§ Written request: Every line below that contains "portret" is to be copied.

§ Raw records:
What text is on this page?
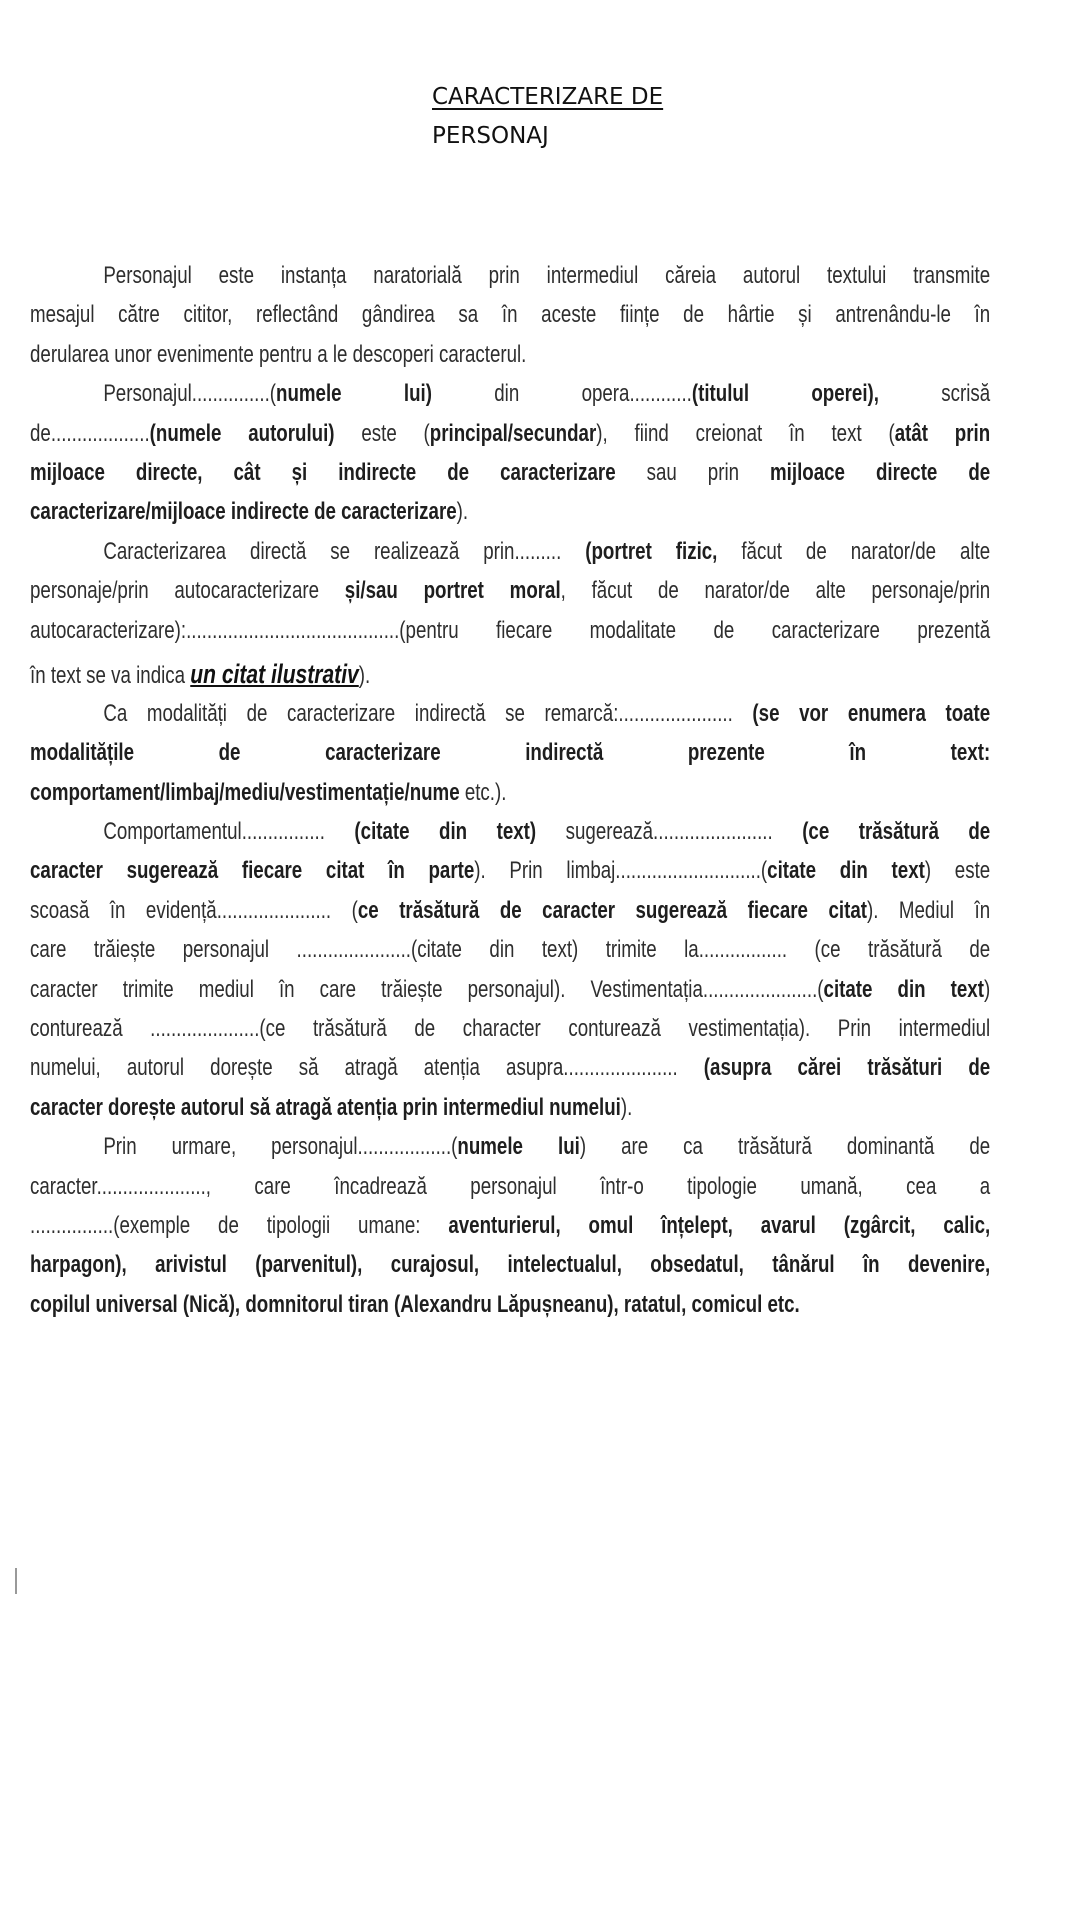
CARACTERIZARE DE
PERSONAJ
Personajul este instanța naratorială prin intermediul căreia autorul textului transmite
mesajul către cititor, reflectând gândirea sa în aceste ființe de hârtie și antrenându-le în
derularea unor evenimente pentru a le descoperi caracterul.
Personajul...............(numele lui) din opera............(titulul operei), scrisă
de...................(numele autorului) este (principal/secundar), fiind creionat în text (atât prin
mijloace directe, cât și indirecte de caracterizare sau prin mijloace directe de
caracterizare/mijloace indirecte de caracterizare).
Caracterizarea directă se realizează prin......... (portret fizic, făcut de narator/de alte
personaje/prin autocaracterizare și/sau portret moral, făcut de narator/de alte personaje/prin
autocaracterizare):.........................................(pentru fiecare modalitate de caracterizare prezentă
în text se va indica un citat ilustrativ).
Ca modalități de caracterizare indirectă se remarcă:...................... (se vor enumera toate
modalitățile de caracterizare indirectă prezente în text:
comportament/limbaj/mediu/vestimentație/nume etc.).
Comportamentul................ (citate din text) sugerează....................... (ce trăsătură de
caracter sugerează fiecare citat în parte). Prin limbaj............................(citate din text) este
scoasă în evidență...................... (ce trăsătură de caracter sugerează fiecare citat). Mediul în
care trăiește personajul ......................(citate din text) trimite la................. (ce trăsătură de
caracter trimite mediul în care trăiește personajul). Vestimentația......................(citate din text)
conturează .....................(ce trăsătură de character conturează vestimentația). Prin intermediul
numelui, autorul dorește să atragă atenția asupra...................... (asupra cărei trăsături de
caracter dorește autorul să atragă atenția prin intermediul numelui).
Prin urmare, personajul..................(numele lui) are ca trăsătură dominantă de
caracter....................., care încadrează personajul într-o tipologie umană, cea a
................(exemple de tipologii umane: aventurierul, omul înțelept, avarul (zgârcit, calic,
harpagon), arivistul (parvenitul), curajosul, intelectualul, obsedatul, tânărul în devenire,
copilul universal (Nică), domnitorul tiran (Alexandru Lăpușneanu), ratatul, comicul etc.
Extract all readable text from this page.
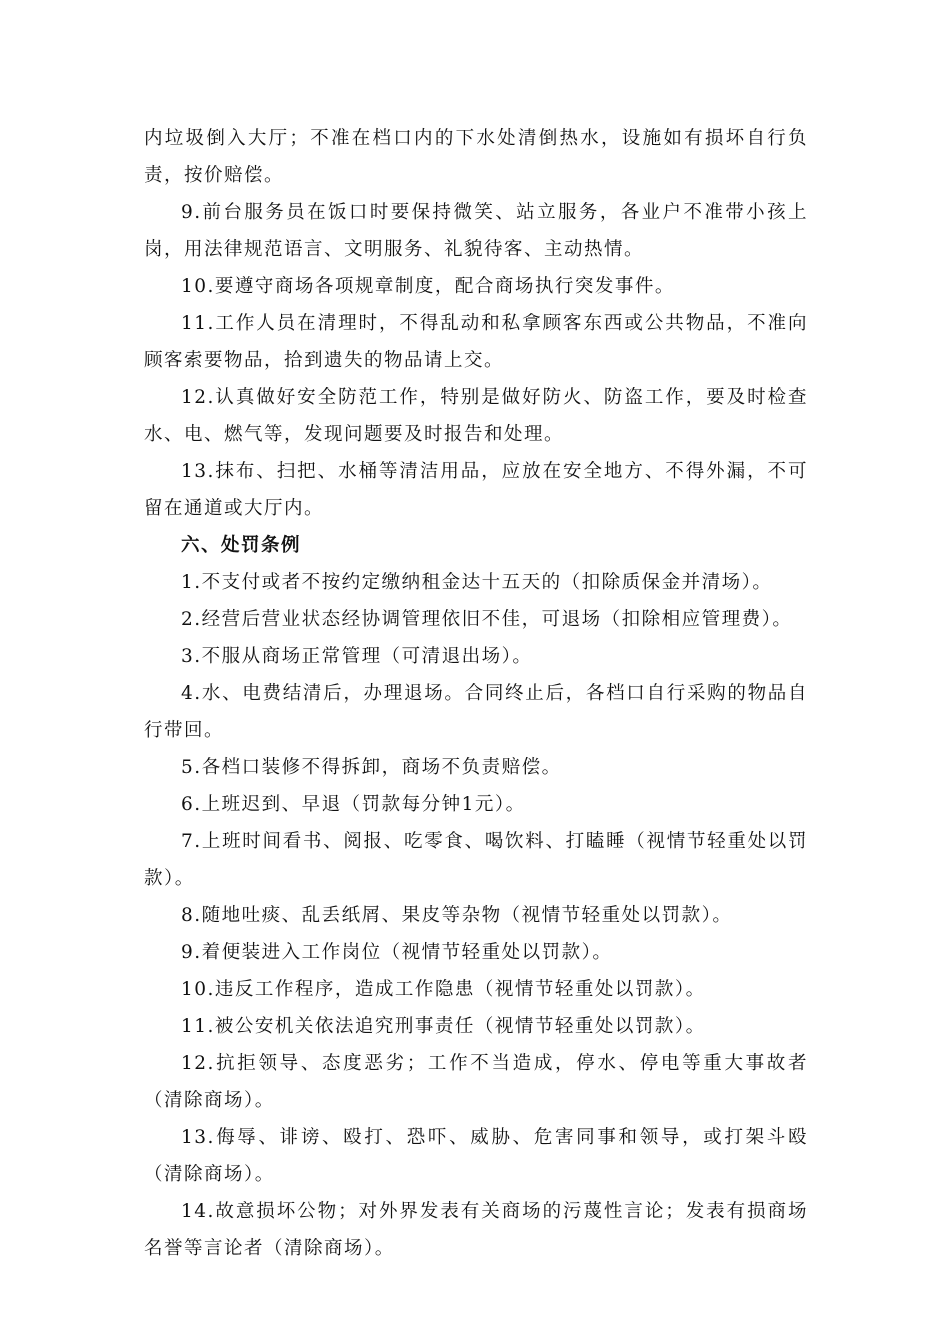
内垃圾倒入大厅；不准在档口内的下水处清倒热水，设施如有损坏自行负责，按价赔偿。

9.前台服务员在饭口时要保持微笑、站立服务，各业户不准带小孩上岗，用法律规范语言、文明服务、礼貌待客、主动热情。

10.要遵守商场各项规章制度，配合商场执行突发事件。

11.工作人员在清理时，不得乱动和私拿顾客东西或公共物品，不准向顾客索要物品，拾到遗失的物品请上交。

12.认真做好安全防范工作，特别是做好防火、防盗工作，要及时检查水、电、燃气等，发现问题要及时报告和处理。

13.抹布、扫把、水桶等清洁用品，应放在安全地方、不得外漏，不可留在通道或大厅内。

六、处罚条例

1.不支付或者不按约定缴纳租金达十五天的（扣除质保金并清场）。

2.经营后营业状态经协调管理依旧不佳，可退场（扣除相应管理费）。

3.不服从商场正常管理（可清退出场）。

4.水、电费结清后，办理退场。合同终止后，各档口自行采购的物品自行带回。

5.各档口装修不得拆卸，商场不负责赔偿。

6.上班迟到、早退（罚款每分钟1元）。

7.上班时间看书、阅报、吃零食、喝饮料、打瞌睡（视情节轻重处以罚款）。

8.随地吐痰、乱丢纸屑、果皮等杂物（视情节轻重处以罚款）。

9.着便装进入工作岗位（视情节轻重处以罚款）。

10.违反工作程序，造成工作隐患（视情节轻重处以罚款）。

11.被公安机关依法追究刑事责任（视情节轻重处以罚款）。

12.抗拒领导、态度恶劣；工作不当造成，停水、停电等重大事故者（清除商场）。

13.侮辱、诽谤、殴打、恐吓、威胁、危害同事和领导，或打架斗殴（清除商场）。

14.故意损坏公物；对外界发表有关商场的污蔑性言论；发表有损商场名誉等言论者（清除商场）。
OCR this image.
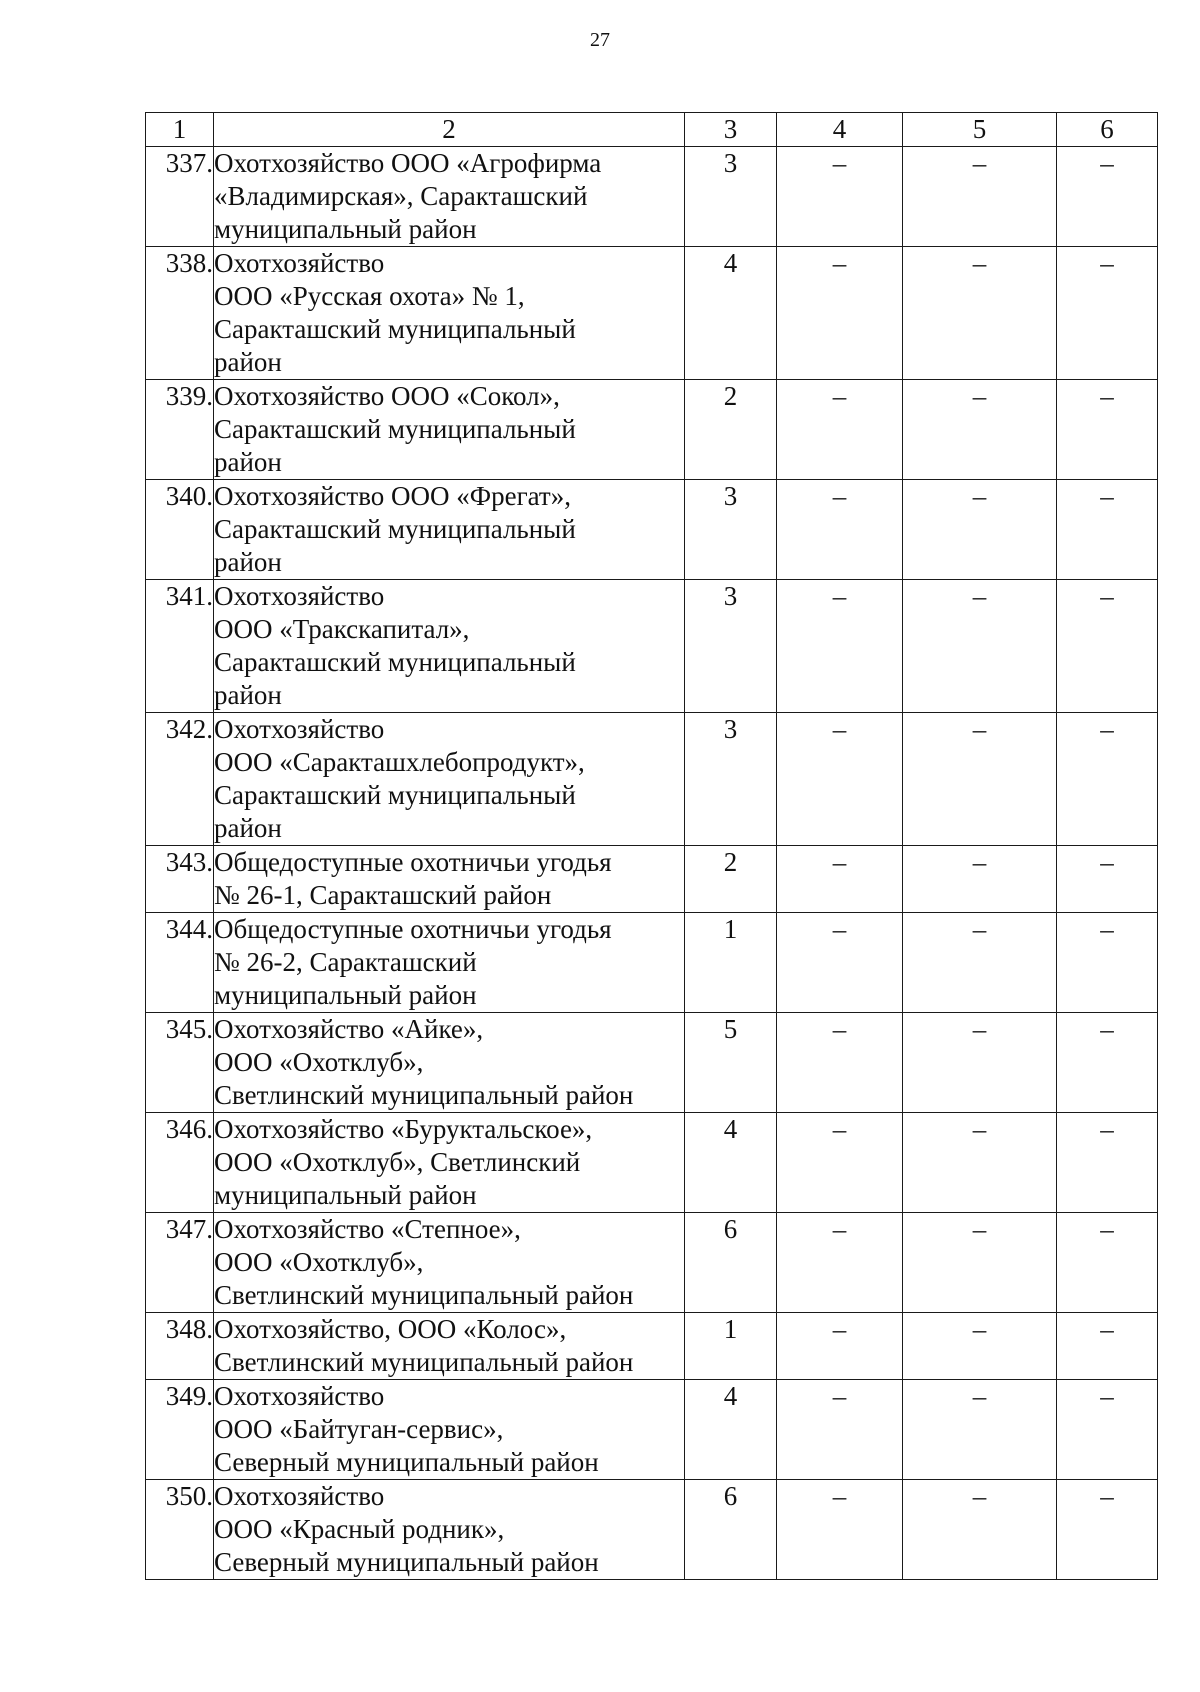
27
1	2	3	4	5	6
337.	Охотхозяйство ООО «Агрофирма
«Владимирская», Саракташский
муниципальный район	3	–	–	–
338.	Охотхозяйство
ООО «Русская охота» № 1,
Саракташский муниципальный
район	4	–	–	–
339.	Охотхозяйство ООО «Сокол»,
Саракташский муниципальный
район	2	–	–	–
340.	Охотхозяйство ООО «Фрегат»,
Саракташский муниципальный
район	3	–	–	–
341.	Охотхозяйство
ООО «Тракскапитал»,
Саракташский муниципальный
район	3	–	–	–
342.	Охотхозяйство
ООО «Саракташхлебопродукт»,
Саракташский муниципальный
район	3	–	–	–
343.	Общедоступные охотничьи угодья
№ 26-1, Саракташский район	2	–	–	–
344.	Общедоступные охотничьи угодья
№ 26-2, Саракташский
муниципальный район	1	–	–	–
345.	Охотхозяйство «Айке»,
ООО «Охотклуб»,
Светлинский муниципальный район	5	–	–	–
346.	Охотхозяйство «Буруктальское»,
ООО «Охотклуб», Светлинский
муниципальный район	4	–	–	–
347.	Охотхозяйство «Степное»,
ООО «Охотклуб»,
Светлинский муниципальный район	6	–	–	–
348.	Охотхозяйство, ООО «Колос»,
Светлинский муниципальный район	1	–	–	–
349.	Охотхозяйство
ООО «Байтуган-сервис»,
Северный муниципальный район	4	–	–	–
350.	Охотхозяйство
ООО «Красный родник»,
Северный муниципальный район	6	–	–	–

§ Exercise response:
Caracterizarea directă se realizează prin......... (portret fizic, făcut de narator/de alte
personaje/prin autocaracterizare și/sau portret moral, făcut de narator/de alte personaje/prin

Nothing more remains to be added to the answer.